===== Given records

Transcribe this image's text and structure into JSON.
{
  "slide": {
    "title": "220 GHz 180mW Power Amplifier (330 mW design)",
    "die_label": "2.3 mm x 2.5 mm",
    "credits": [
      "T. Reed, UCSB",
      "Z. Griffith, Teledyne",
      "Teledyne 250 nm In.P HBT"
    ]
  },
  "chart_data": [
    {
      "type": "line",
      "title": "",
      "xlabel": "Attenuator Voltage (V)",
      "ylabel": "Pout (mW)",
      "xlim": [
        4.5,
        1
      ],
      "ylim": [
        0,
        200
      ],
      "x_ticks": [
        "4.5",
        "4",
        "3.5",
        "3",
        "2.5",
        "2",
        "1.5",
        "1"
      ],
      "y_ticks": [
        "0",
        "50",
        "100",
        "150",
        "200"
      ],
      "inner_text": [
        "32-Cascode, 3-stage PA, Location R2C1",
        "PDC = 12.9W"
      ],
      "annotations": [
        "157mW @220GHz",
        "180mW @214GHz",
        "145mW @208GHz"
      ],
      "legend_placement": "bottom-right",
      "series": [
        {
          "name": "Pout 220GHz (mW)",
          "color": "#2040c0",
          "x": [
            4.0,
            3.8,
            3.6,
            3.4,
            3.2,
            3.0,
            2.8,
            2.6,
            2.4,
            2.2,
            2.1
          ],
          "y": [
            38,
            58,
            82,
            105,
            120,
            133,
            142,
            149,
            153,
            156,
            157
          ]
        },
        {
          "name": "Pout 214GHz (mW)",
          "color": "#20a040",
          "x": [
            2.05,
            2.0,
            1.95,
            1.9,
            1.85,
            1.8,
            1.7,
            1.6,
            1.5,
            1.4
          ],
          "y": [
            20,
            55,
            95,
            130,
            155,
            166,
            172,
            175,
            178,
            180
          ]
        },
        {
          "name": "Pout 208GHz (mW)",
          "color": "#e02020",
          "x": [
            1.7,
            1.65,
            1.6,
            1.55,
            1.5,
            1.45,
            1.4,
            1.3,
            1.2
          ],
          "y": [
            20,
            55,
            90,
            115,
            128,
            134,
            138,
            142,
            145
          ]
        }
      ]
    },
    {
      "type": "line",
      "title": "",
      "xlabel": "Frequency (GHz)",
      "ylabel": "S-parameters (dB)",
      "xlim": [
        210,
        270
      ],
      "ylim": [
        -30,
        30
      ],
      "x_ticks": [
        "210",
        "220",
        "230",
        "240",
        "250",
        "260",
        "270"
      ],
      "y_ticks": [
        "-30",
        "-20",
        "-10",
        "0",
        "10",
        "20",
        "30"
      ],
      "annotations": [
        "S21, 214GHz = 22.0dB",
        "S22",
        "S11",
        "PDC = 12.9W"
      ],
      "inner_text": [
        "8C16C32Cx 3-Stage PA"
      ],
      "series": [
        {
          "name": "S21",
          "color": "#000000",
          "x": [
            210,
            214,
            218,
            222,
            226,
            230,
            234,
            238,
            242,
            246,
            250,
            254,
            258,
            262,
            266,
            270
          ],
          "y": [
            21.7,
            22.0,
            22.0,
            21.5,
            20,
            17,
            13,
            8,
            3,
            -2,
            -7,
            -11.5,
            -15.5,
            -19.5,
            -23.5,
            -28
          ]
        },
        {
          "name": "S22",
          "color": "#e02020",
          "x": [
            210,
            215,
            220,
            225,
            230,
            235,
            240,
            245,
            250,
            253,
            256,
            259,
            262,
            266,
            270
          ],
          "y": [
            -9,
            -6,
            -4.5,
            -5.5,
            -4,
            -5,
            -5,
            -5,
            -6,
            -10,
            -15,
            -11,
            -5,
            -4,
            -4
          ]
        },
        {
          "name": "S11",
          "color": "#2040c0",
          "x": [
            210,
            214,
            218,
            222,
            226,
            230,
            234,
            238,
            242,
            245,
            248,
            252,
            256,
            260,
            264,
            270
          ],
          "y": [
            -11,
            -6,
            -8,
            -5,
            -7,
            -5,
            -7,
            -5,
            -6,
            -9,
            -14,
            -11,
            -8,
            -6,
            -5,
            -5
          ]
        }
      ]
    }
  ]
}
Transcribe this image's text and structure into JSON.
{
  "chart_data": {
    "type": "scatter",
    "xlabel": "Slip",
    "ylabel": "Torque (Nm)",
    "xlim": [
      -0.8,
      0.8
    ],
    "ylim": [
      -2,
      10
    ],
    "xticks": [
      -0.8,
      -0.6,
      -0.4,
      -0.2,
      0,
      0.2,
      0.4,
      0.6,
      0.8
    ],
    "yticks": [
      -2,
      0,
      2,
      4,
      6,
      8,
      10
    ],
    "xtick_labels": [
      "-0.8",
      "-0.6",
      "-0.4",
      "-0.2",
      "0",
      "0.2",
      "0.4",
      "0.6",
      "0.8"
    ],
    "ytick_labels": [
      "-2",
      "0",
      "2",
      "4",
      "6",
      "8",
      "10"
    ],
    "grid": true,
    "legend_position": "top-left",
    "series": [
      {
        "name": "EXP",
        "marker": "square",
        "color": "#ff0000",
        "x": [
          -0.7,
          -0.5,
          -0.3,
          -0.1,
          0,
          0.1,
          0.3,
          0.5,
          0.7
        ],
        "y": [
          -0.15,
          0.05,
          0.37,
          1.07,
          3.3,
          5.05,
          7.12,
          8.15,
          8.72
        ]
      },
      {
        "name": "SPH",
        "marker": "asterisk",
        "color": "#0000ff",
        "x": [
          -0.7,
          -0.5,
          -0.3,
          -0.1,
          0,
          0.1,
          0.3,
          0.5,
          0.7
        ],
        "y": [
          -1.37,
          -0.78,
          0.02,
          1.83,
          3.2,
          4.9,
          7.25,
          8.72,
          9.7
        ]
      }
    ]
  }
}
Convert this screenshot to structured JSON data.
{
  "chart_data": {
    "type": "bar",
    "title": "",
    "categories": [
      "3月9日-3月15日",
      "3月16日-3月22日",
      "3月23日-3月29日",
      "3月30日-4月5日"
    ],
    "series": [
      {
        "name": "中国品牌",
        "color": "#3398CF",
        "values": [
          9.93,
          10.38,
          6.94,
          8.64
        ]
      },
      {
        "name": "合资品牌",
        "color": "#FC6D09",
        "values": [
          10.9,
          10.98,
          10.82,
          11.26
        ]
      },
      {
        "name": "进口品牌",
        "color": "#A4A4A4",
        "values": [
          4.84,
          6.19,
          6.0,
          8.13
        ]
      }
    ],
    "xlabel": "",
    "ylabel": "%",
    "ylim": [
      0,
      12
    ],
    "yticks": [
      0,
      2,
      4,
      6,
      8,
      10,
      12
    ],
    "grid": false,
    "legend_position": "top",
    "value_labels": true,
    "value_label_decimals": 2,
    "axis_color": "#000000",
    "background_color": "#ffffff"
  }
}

==========

Goal
Extract the full listing above without alteration.

Answer to the task
Transcribe this image's text and structure into JSON.
{
  "slide": {
    "title": "220 GHz 180mW Power Amplifier (330 mW design)",
    "die_label": "2.3 mm x 2.5 mm",
    "credits": [
      "T. Reed, UCSB",
      "Z. Griffith, Teledyne",
      "Teledyne 250 nm In.P HBT"
    ]
  },
  "chart_data": [
    {
      "type": "line",
      "title": "",
      "xlabel": "Attenuator Voltage (V)",
      "ylabel": "Pout (mW)",
      "xlim": [
        4.5,
        1
      ],
      "ylim": [
        0,
        200
      ],
      "x_ticks": [
        "4.5",
        "4",
        "3.5",
        "3",
        "2.5",
        "2",
        "1.5",
        "1"
      ],
      "y_ticks": [
        "0",
        "50",
        "100",
        "150",
        "200"
      ],
      "inner_text": [
        "32-Cascode, 3-stage PA, Location R2C1",
        "PDC = 12.9W"
      ],
      "annotations": [
        "157mW @220GHz",
        "180mW @214GHz",
        "145mW @208GHz"
      ],
      "legend_placement": "bottom-right",
      "series": [
        {
          "name": "Pout 220GHz (mW)",
          "color": "#2040c0",
          "x": [
            4.0,
            3.8,
            3.6,
            3.4,
            3.2,
            3.0,
            2.8,
            2.6,
            2.4,
            2.2,
            2.1
          ],
          "y": [
            38,
            58,
            82,
            105,
            120,
            133,
            142,
            149,
            153,
            156,
            157
          ]
        },
        {
          "name": "Pout 214GHz (mW)",
          "color": "#20a040",
          "x": [
            2.05,
            2.0,
            1.95,
            1.9,
            1.85,
            1.8,
            1.7,
            1.6,
            1.5,
            1.4
          ],
          "y": [
            20,
            55,
            95,
            130,
            155,
            166,
            172,
            175,
            178,
            180
          ]
        },
        {
          "name": "Pout 208GHz (mW)",
          "color": "#e02020",
          "x": [
            1.7,
            1.65,
            1.6,
            1.55,
            1.5,
            1.45,
            1.4,
            1.3,
            1.2
          ],
          "y": [
            20,
            55,
            90,
            115,
            128,
            134,
            138,
            142,
            145
          ]
        }
      ]
    },
    {
      "type": "line",
      "title": "",
      "xlabel": "Frequency (GHz)",
      "ylabel": "S-parameters (dB)",
      "xlim": [
        210,
        270
      ],
      "ylim": [
        -30,
        30
      ],
      "x_ticks": [
        "210",
        "220",
        "230",
        "240",
        "250",
        "260",
        "270"
      ],
      "y_ticks": [
        "-30",
        "-20",
        "-10",
        "0",
        "10",
        "20",
        "30"
      ],
      "annotations": [
        "S21, 214GHz = 22.0dB",
        "S22",
        "S11",
        "PDC = 12.9W"
      ],
      "inner_text": [
        "8C16C32Cx 3-Stage PA"
      ],
      "series": [
        {
          "name": "S21",
          "color": "#000000",
          "x": [
            210,
            214,
            218,
            222,
            226,
            230,
            234,
            238,
            242,
            246,
            250,
            254,
            258,
            262,
            266,
            270
          ],
          "y": [
            21.7,
            22.0,
            22.0,
            21.5,
            20,
            17,
            13,
            8,
            3,
            -2,
            -7,
            -11.5,
            -15.5,
            -19.5,
            -23.5,
            -28
          ]
        },
        {
          "name": "S22",
          "color": "#e02020",
          "x": [
            210,
            215,
            220,
            225,
            230,
            235,
            240,
            245,
            250,
            253,
            256,
            259,
            262,
            266,
            270
          ],
          "y": [
            -9,
            -6,
            -4.5,
            -5.5,
            -4,
            -5,
            -5,
            -5,
            -6,
            -10,
            -15,
            -11,
            -5,
            -4,
            -4
          ]
        },
        {
          "name": "S11",
          "color": "#2040c0",
          "x": [
            210,
            214,
            218,
            222,
            226,
            230,
            234,
            238,
            242,
            245,
            248,
            252,
            256,
            260,
            264,
            270
          ],
          "y": [
            -11,
            -6,
            -8,
            -5,
            -7,
            -5,
            -7,
            -5,
            -6,
            -9,
            -14,
            -11,
            -8,
            -6,
            -5,
            -5
          ]
        }
      ]
    }
  ]
}
Transcribe this image's text and structure into JSON.
{
  "chart_data": {
    "type": "scatter",
    "xlabel": "Slip",
    "ylabel": "Torque (Nm)",
    "xlim": [
      -0.8,
      0.8
    ],
    "ylim": [
      -2,
      10
    ],
    "xticks": [
      -0.8,
      -0.6,
      -0.4,
      -0.2,
      0,
      0.2,
      0.4,
      0.6,
      0.8
    ],
    "yticks": [
      -2,
      0,
      2,
      4,
      6,
      8,
      10
    ],
    "xtick_labels": [
      "-0.8",
      "-0.6",
      "-0.4",
      "-0.2",
      "0",
      "0.2",
      "0.4",
      "0.6",
      "0.8"
    ],
    "ytick_labels": [
      "-2",
      "0",
      "2",
      "4",
      "6",
      "8",
      "10"
    ],
    "grid": true,
    "legend_position": "top-left",
    "series": [
      {
        "name": "EXP",
        "marker": "square",
        "color": "#ff0000",
        "x": [
          -0.7,
          -0.5,
          -0.3,
          -0.1,
          0,
          0.1,
          0.3,
          0.5,
          0.7
        ],
        "y": [
          -0.15,
          0.05,
          0.37,
          1.07,
          3.3,
          5.05,
          7.12,
          8.15,
          8.72
        ]
      },
      {
        "name": "SPH",
        "marker": "asterisk",
        "color": "#0000ff",
        "x": [
          -0.7,
          -0.5,
          -0.3,
          -0.1,
          0,
          0.1,
          0.3,
          0.5,
          0.7
        ],
        "y": [
          -1.37,
          -0.78,
          0.02,
          1.83,
          3.2,
          4.9,
          7.25,
          8.72,
          9.7
        ]
      }
    ]
  }
}
Convert this screenshot to structured JSON data.
{
  "chart_data": {
    "type": "bar",
    "title": "",
    "categories": [
      "3月9日-3月15日",
      "3月16日-3月22日",
      "3月23日-3月29日",
      "3月30日-4月5日"
    ],
    "series": [
      {
        "name": "中国品牌",
        "color": "#3398CF",
        "values": [
          9.93,
          10.38,
          6.94,
          8.64
        ]
      },
      {
        "name": "合资品牌",
        "color": "#FC6D09",
        "values": [
          10.9,
          10.98,
          10.82,
          11.26
        ]
      },
      {
        "name": "进口品牌",
        "color": "#A4A4A4",
        "values": [
          4.84,
          6.19,
          6.0,
          8.13
        ]
      }
    ],
    "xlabel": "",
    "ylabel": "%",
    "ylim": [
      0,
      12
    ],
    "yticks": [
      0,
      2,
      4,
      6,
      8,
      10,
      12
    ],
    "grid": false,
    "legend_position": "top",
    "value_labels": true,
    "value_label_decimals": 2,
    "axis_color": "#000000",
    "background_color": "#ffffff"
  }
}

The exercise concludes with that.